--- Begin RECORDS FOR THIS TASK ---

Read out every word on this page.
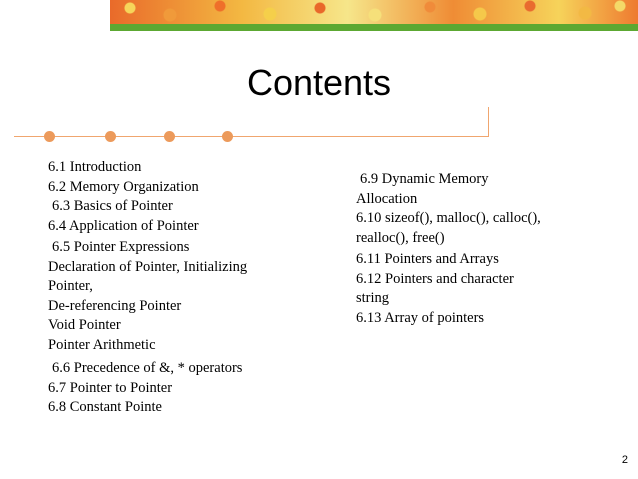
Contents
6.1 Introduction
6.2 Memory Organization
6.3 Basics of Pointer
6.4 Application of Pointer
6.5 Pointer Expressions
Declaration of Pointer, Initializing
Pointer,
De-referencing Pointer
Void Pointer
Pointer Arithmetic
6.6 Precedence of &, * operators
6.7 Pointer to Pointer
6.8 Constant Pointe
6.9 Dynamic Memory
Allocation
6.10 sizeof(), malloc(), calloc(),
realloc(), free()
6.11 Pointers and Arrays
6.12 Pointers and character
string
6.13 Array of pointers
2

--- End RECORDS FOR THIS TASK ---

=== GIVEN TASK ===
Where a line above contains the string "Memory", copy that line.

=== THE RESPONSE ===
6.2 Memory Organization
6.9 Dynamic Memory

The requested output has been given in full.